AIM OF THE TASK =
Bring together all lines of the material below that contain the string "Rufe".
┌─ DATA TO PROCESS
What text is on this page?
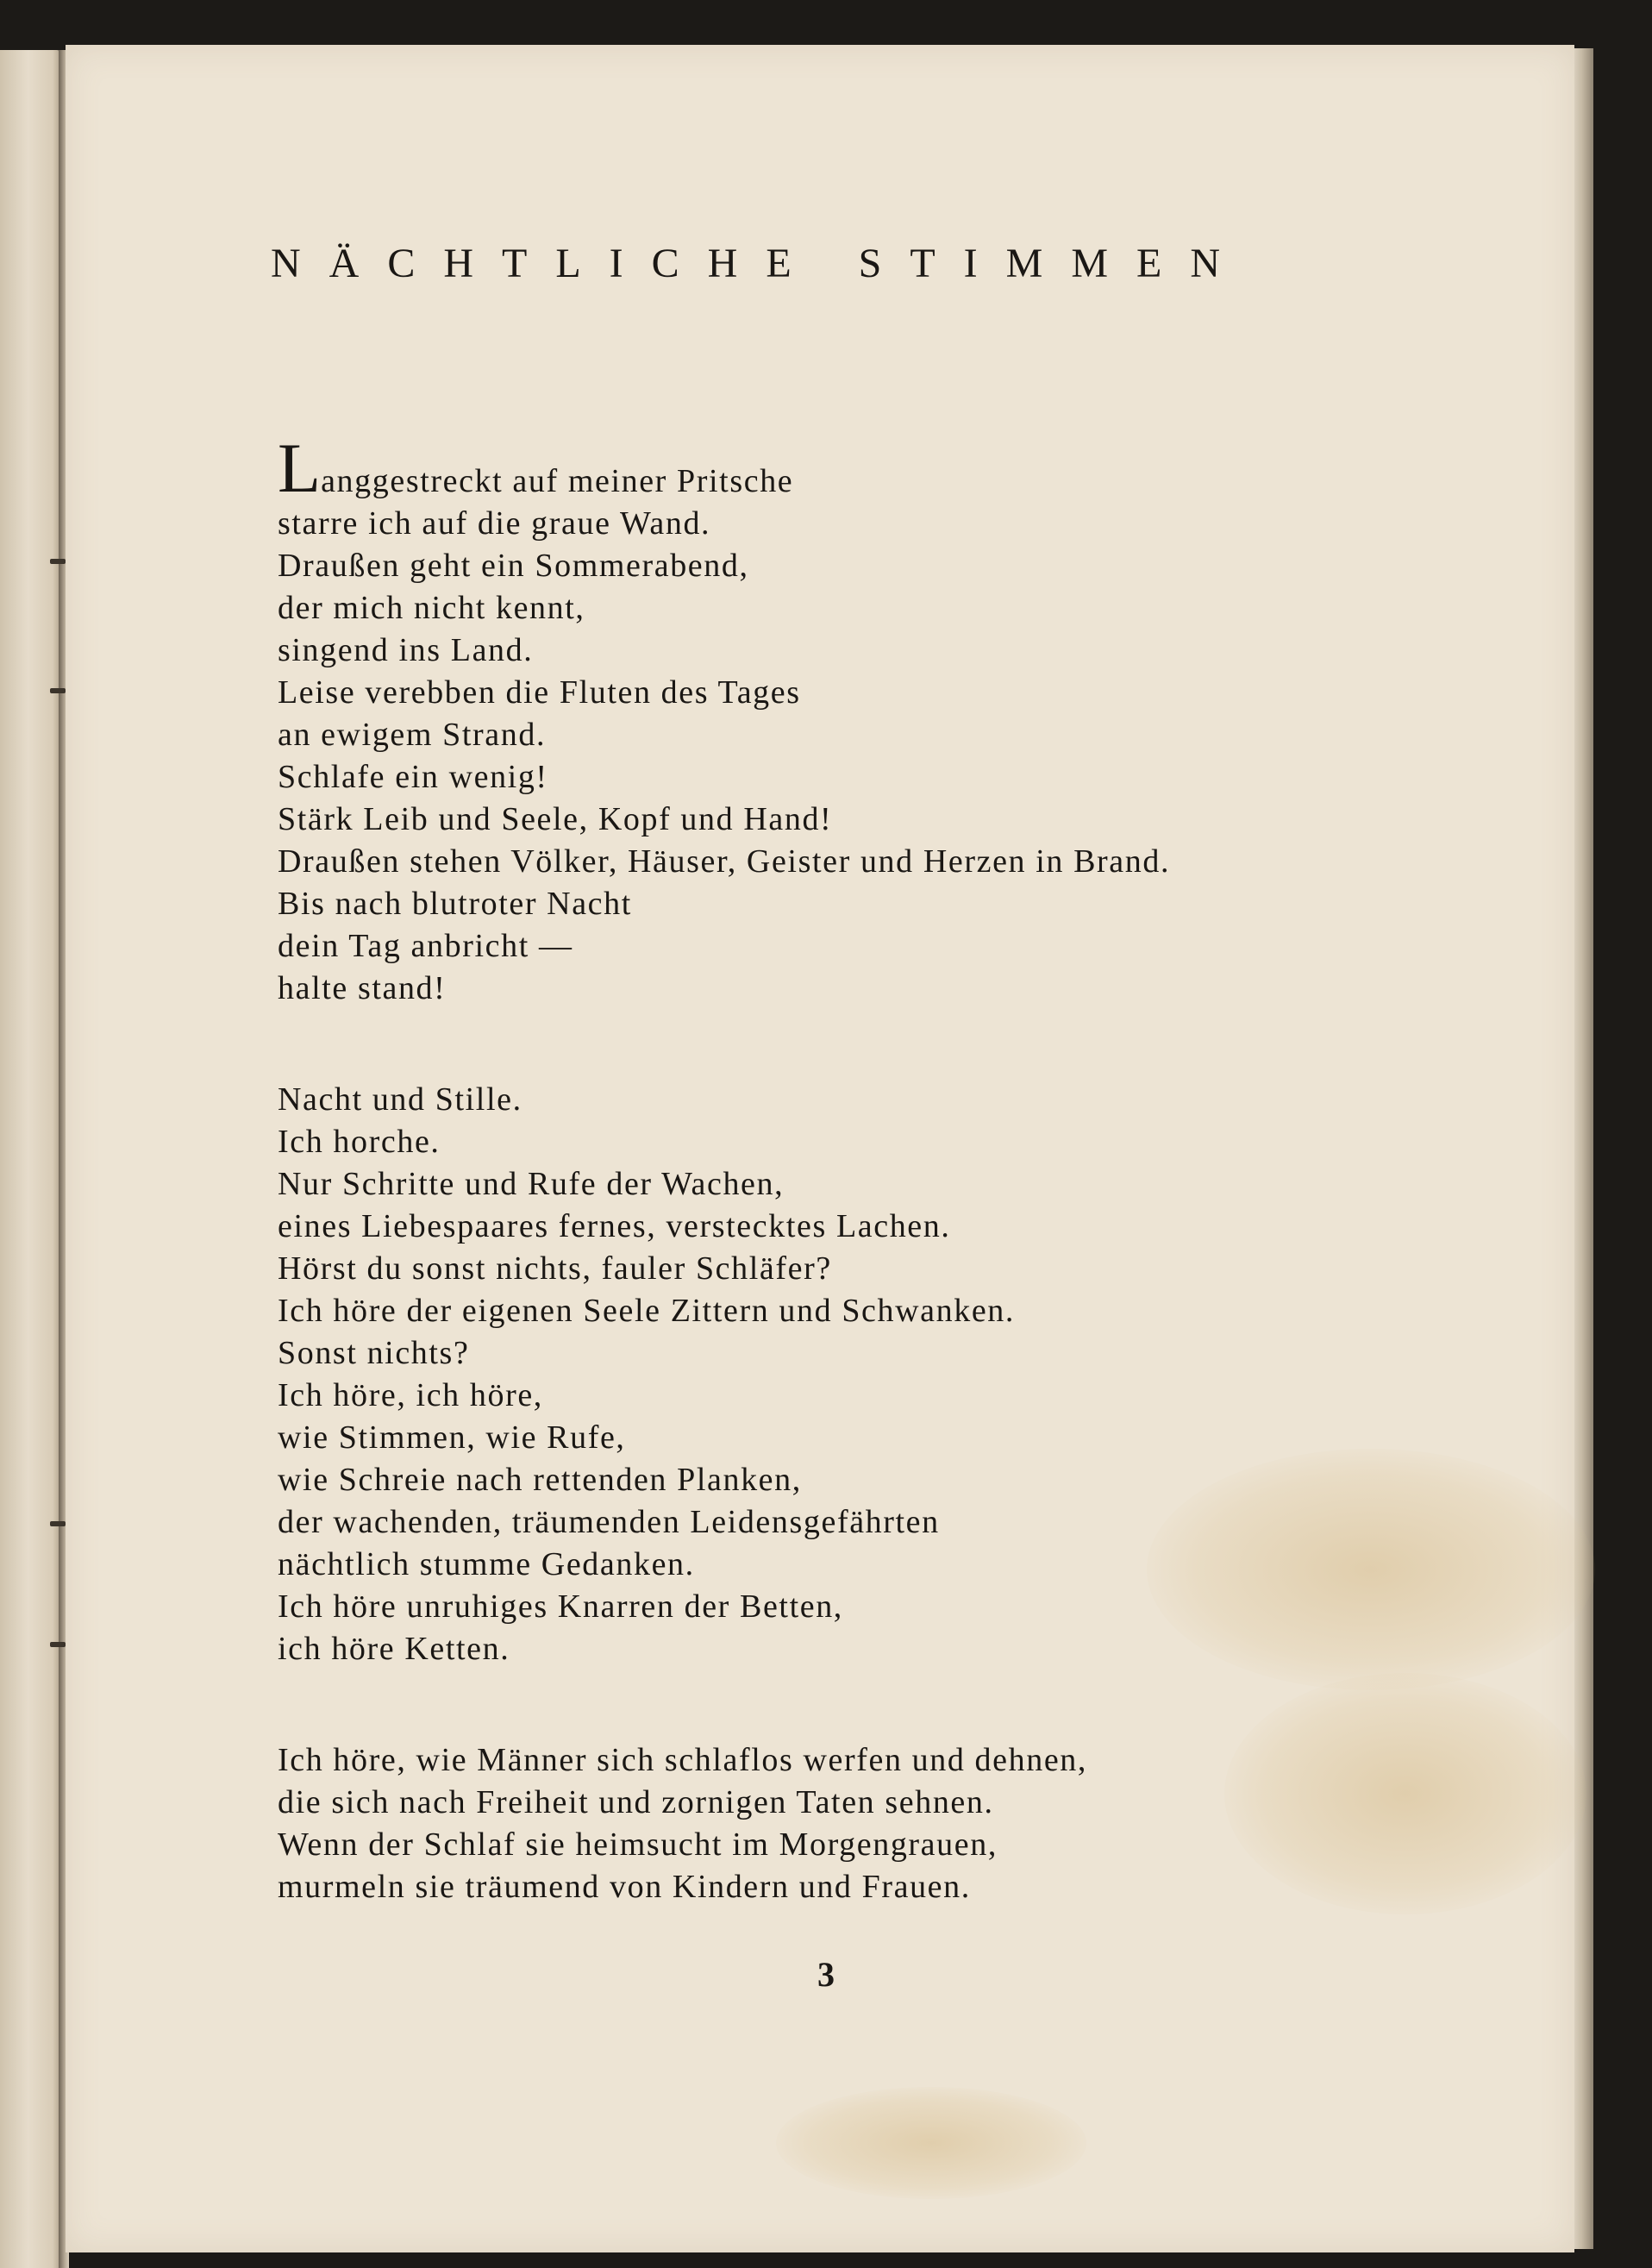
NÄCHTLICHE STIMMEN
Langgestreckt auf meiner Pritsche
starre ich auf die graue Wand.
Draußen geht ein Sommerabend,
der mich nicht kennt,
singend ins Land.
Leise verebben die Fluten des Tages
an ewigem Strand.
Schlafe ein wenig!
Stärk Leib und Seele, Kopf und Hand!
Draußen stehen Völker, Häuser, Geister und Herzen in Brand.
Bis nach blutroter Nacht
dein Tag anbricht —
halte stand!
Nacht und Stille.
Ich horche.
Nur Schritte und Rufe der Wachen,
eines Liebespaares fernes, verstecktes Lachen.
Hörst du sonst nichts, fauler Schläfer?
Ich höre der eigenen Seele Zittern und Schwanken.
Sonst nichts?
Ich höre, ich höre,
wie Stimmen, wie Rufe,
wie Schreie nach rettenden Planken,
der wachenden, träumenden Leidensgefährten
nächtlich stumme Gedanken.
Ich höre unruhiges Knarren der Betten,
ich höre Ketten.
Ich höre, wie Männer sich schlaflos werfen und dehnen,
die sich nach Freiheit und zornigen Taten sehnen.
Wenn der Schlaf sie heimsucht im Morgengrauen,
murmeln sie träumend von Kindern und Frauen.
3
└─
ANSWER BELOW =
Nur Schritte und Rufe der Wachen,
wie Stimmen, wie Rufe,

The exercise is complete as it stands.